First and foremost, creating a subscription requires that you have a valid login (user name and password) on the publisher's system. With that in hand, you can say:
CREATE SUBSCRIPTION mysub CONNECTION 'host=mydb user=myuser' ↪PUBLICATION MyPeoplePub;
Notice that you use a standard PostgreSQL "connecting string" to connect to the server. You can use additional options if you want, including setting the port number and the connection timeout. Because a database might have multiple publications, you have to indicate the publication name to which you want to subscribe, as indicated here. Also note that the user indicated in this connection string must have "replication" privileges in the database.
Once the subscription has been created, the data will be replicated from its current state on the publisher.
I've already mentioned that using the
FOR ALL TABLES option with
PUBLISHER means that even if and when new tables are added, they will be
included as well. However, that's not quite true for the subscriber. On the
subscriber's side, you need to indicate that there have been changes in the
publisher and that you want to refresh your subscription:
ALTER SUBSCRIPTION testsub REFRESH PUBLICATION;
If you've done any binary replication in previous PostgreSQL versions, you already can see what an improvement this is. You don't have to worry about WALS, or about them being erased, or about getting the subscribing server up to speed and so forth.
Now, it's all well and good to talk about replication, but there's always the possibility that problems will arise. For example, what happens if the incoming data violates one or more constraints? Under such circumstances, the replication will stop.
There are also a number of caveats regarding what objects are actually replicated—for example, only tables are replicated, such objects as views and sequences are not.

_Record set_
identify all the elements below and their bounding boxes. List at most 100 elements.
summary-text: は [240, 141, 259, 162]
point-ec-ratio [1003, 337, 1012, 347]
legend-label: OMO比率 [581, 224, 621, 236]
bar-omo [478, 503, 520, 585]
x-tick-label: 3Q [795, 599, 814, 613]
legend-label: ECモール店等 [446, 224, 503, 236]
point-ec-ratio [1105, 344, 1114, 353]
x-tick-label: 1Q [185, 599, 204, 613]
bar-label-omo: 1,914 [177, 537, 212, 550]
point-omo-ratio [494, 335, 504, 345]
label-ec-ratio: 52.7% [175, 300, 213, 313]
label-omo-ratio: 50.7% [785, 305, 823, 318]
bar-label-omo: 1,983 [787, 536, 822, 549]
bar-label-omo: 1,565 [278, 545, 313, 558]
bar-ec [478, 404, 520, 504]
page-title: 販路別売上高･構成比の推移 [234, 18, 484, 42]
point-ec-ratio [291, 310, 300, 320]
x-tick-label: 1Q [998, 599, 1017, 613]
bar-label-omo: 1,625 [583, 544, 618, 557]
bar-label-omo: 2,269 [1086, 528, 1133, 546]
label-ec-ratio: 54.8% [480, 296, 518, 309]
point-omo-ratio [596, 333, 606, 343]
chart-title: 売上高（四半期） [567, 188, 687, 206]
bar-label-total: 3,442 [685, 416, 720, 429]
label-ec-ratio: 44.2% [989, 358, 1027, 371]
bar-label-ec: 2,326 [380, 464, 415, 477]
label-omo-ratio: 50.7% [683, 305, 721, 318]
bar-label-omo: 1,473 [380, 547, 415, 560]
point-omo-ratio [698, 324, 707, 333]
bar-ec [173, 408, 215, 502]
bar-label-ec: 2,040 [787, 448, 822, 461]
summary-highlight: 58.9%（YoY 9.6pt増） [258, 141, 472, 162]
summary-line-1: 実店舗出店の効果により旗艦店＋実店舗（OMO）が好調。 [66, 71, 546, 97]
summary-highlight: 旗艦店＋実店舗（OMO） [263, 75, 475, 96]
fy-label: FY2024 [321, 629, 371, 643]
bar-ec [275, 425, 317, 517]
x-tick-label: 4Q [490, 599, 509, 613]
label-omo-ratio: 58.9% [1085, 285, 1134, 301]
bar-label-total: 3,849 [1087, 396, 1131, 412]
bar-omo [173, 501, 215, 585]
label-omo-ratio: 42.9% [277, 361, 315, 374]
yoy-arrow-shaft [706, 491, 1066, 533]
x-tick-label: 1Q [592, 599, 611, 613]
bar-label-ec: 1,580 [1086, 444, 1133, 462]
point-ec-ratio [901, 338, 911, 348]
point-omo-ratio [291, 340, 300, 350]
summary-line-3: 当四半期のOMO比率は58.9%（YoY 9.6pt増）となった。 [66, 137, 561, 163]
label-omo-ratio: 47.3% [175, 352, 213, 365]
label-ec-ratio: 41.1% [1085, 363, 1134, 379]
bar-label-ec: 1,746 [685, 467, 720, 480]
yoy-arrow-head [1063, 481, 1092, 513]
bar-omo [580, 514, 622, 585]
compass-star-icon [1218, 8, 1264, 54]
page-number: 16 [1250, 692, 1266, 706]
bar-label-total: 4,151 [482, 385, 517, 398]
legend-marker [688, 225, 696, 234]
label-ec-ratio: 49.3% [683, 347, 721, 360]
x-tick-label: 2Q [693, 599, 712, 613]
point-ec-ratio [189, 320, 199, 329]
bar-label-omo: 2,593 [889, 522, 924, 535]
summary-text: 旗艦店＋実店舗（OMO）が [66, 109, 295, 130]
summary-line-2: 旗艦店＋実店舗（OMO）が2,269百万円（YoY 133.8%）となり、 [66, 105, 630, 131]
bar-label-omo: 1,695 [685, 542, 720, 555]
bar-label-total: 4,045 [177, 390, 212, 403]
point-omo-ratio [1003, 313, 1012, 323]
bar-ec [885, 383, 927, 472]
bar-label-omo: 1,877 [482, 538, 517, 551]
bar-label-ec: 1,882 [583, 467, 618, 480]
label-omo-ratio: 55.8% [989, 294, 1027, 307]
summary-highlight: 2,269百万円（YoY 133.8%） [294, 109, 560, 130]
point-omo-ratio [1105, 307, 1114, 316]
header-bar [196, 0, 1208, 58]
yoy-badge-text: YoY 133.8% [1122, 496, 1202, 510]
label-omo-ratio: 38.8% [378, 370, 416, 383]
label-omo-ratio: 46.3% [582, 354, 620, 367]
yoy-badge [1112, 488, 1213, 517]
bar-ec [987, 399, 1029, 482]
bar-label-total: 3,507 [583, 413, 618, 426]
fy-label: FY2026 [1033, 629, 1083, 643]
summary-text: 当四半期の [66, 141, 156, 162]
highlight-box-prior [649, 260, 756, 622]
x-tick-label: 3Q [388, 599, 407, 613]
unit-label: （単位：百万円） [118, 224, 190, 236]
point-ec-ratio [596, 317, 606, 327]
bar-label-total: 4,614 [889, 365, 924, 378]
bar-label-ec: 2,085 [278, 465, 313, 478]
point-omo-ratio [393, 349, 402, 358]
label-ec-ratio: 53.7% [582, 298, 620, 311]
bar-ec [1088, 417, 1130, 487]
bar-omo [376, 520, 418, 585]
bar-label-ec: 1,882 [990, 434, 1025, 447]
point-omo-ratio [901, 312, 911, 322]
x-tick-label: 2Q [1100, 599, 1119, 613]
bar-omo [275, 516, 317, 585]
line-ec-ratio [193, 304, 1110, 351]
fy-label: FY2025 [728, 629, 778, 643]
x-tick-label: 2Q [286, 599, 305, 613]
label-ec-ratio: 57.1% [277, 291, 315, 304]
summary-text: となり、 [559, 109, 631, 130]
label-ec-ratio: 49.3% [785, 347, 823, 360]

_Work to do_
[A] Decide whether each statement agrees with the text on PostgreSQL subscriptions, answering yes or no and quoting the deciding words of the text: (i) A database can hold more than one publication. (ii) Views and sequences are replicated along with tables. (iii) Replication keeps running when incoming data violates a constraint.
[B] According to the text on PostgreSQL subscriptions, what must you have on the publisher's system before you can create a subscription?

_Solutions to the exercise_
[A]
(i) Yes: "a database might have multiple publications"
(ii) No: "only tables are replicated, such objects as views and sequences are not"
(iii) No: "Under such circumstances, the replication will stop."

[B] A valid login (user name and password).